Entri kotak elemen gambar:

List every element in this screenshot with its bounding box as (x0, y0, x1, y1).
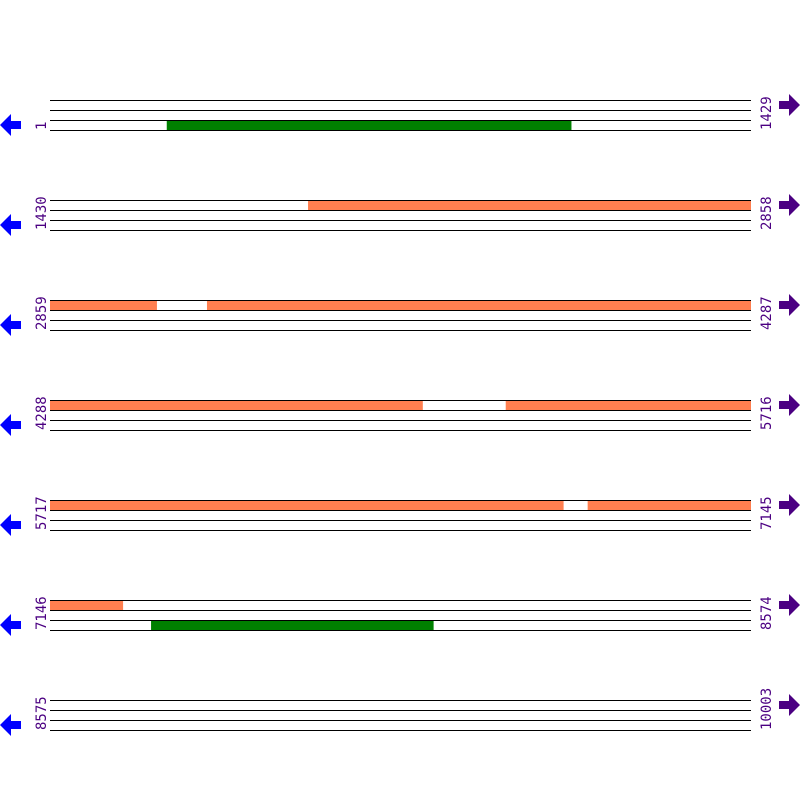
right-arrow-icon[interactable] (779, 694, 800, 716)
right-arrow-icon[interactable] (779, 94, 800, 116)
left-arrow-icon[interactable] (0, 714, 21, 736)
sequence-row: 1430 2858 (0, 194, 800, 236)
sequence-row: 1 1429 (0, 94, 800, 136)
left-arrow-icon[interactable] (0, 614, 21, 636)
orf-forward-bar[interactable] (308, 200, 751, 210)
row-end-label: 5716 (759, 396, 775, 430)
left-arrow-icon[interactable] (0, 114, 21, 136)
row-start-label: 1 (34, 122, 50, 130)
row-end-label: 8574 (759, 596, 775, 630)
left-arrow-icon[interactable] (0, 314, 21, 336)
row-start-label: 8575 (34, 696, 50, 730)
right-arrow-icon[interactable] (779, 394, 800, 416)
row-end-label: 7145 (759, 496, 775, 530)
sequence-row: 5717 7145 (0, 494, 800, 536)
orf-forward-bar[interactable] (505, 400, 751, 410)
right-arrow-icon[interactable] (779, 594, 800, 616)
sequence-row: 7146 8574 (0, 594, 800, 636)
left-arrow-icon[interactable] (0, 414, 21, 436)
orf-forward-bar[interactable] (206, 300, 751, 310)
row-start-label: 7146 (34, 596, 50, 630)
row-end-label: 2858 (759, 196, 775, 230)
sequence-row: 4288 5716 (0, 394, 800, 436)
left-arrow-icon[interactable] (0, 214, 21, 236)
row-start-label: 5717 (34, 496, 50, 530)
orf-forward-bar[interactable] (50, 300, 157, 310)
row-start-label: 4288 (34, 396, 50, 430)
sequence-row: 8575 10003 (0, 688, 800, 736)
row-end-label: 10003 (759, 688, 775, 730)
left-arrow-icon[interactable] (0, 514, 21, 536)
orf-forward-bar[interactable] (50, 500, 564, 510)
right-arrow-icon[interactable] (779, 294, 800, 316)
orf-forward-bar[interactable] (50, 600, 124, 610)
sequence-row: 2859 4287 (0, 294, 800, 336)
right-arrow-icon[interactable] (779, 494, 800, 516)
orf-forward-bar[interactable] (587, 500, 751, 510)
row-end-label: 1429 (759, 96, 775, 130)
row-end-label: 4287 (759, 296, 775, 330)
right-arrow-icon[interactable] (779, 194, 800, 216)
orf-reverse-bar[interactable] (166, 120, 572, 130)
row-start-label: 2859 (34, 296, 50, 330)
row-start-label: 1430 (34, 196, 50, 230)
orf-forward-bar[interactable] (50, 400, 423, 410)
orf-reverse-bar[interactable] (151, 620, 434, 630)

== Tugas ==
Kutip ulang setiap baris dari semua entri di atas tanpa mengubah apa pun, tetapi jangan sertakan gambarnya dalam jawaban.

== Penyelesaian ==
List every element in this screenshot with its bounding box as (x0, y0, x1, y1).
right-arrow-icon[interactable] (779, 694, 800, 716)
right-arrow-icon[interactable] (779, 94, 800, 116)
left-arrow-icon[interactable] (0, 714, 21, 736)
sequence-row: 1430 2858 (0, 194, 800, 236)
sequence-row: 1 1429 (0, 94, 800, 136)
left-arrow-icon[interactable] (0, 614, 21, 636)
orf-forward-bar[interactable] (308, 200, 751, 210)
row-end-label: 5716 (759, 396, 775, 430)
left-arrow-icon[interactable] (0, 114, 21, 136)
row-start-label: 1 (34, 122, 50, 130)
row-end-label: 8574 (759, 596, 775, 630)
left-arrow-icon[interactable] (0, 314, 21, 336)
row-start-label: 8575 (34, 696, 50, 730)
right-arrow-icon[interactable] (779, 394, 800, 416)
row-end-label: 7145 (759, 496, 775, 530)
sequence-row: 5717 7145 (0, 494, 800, 536)
orf-forward-bar[interactable] (505, 400, 751, 410)
right-arrow-icon[interactable] (779, 594, 800, 616)
sequence-row: 7146 8574 (0, 594, 800, 636)
left-arrow-icon[interactable] (0, 414, 21, 436)
orf-forward-bar[interactable] (206, 300, 751, 310)
row-start-label: 7146 (34, 596, 50, 630)
row-end-label: 2858 (759, 196, 775, 230)
sequence-row: 4288 5716 (0, 394, 800, 436)
left-arrow-icon[interactable] (0, 214, 21, 236)
row-start-label: 5717 (34, 496, 50, 530)
orf-forward-bar[interactable] (50, 300, 157, 310)
row-start-label: 4288 (34, 396, 50, 430)
sequence-row: 8575 10003 (0, 688, 800, 736)
row-end-label: 10003 (759, 688, 775, 730)
left-arrow-icon[interactable] (0, 514, 21, 536)
orf-forward-bar[interactable] (50, 500, 564, 510)
right-arrow-icon[interactable] (779, 294, 800, 316)
orf-forward-bar[interactable] (50, 600, 124, 610)
sequence-row: 2859 4287 (0, 294, 800, 336)
right-arrow-icon[interactable] (779, 494, 800, 516)
orf-forward-bar[interactable] (587, 500, 751, 510)
row-end-label: 1429 (759, 96, 775, 130)
row-end-label: 4287 (759, 296, 775, 330)
right-arrow-icon[interactable] (779, 194, 800, 216)
orf-reverse-bar[interactable] (166, 120, 572, 130)
row-start-label: 2859 (34, 296, 50, 330)
row-start-label: 1430 (34, 196, 50, 230)
orf-forward-bar[interactable] (50, 400, 423, 410)
orf-reverse-bar[interactable] (151, 620, 434, 630)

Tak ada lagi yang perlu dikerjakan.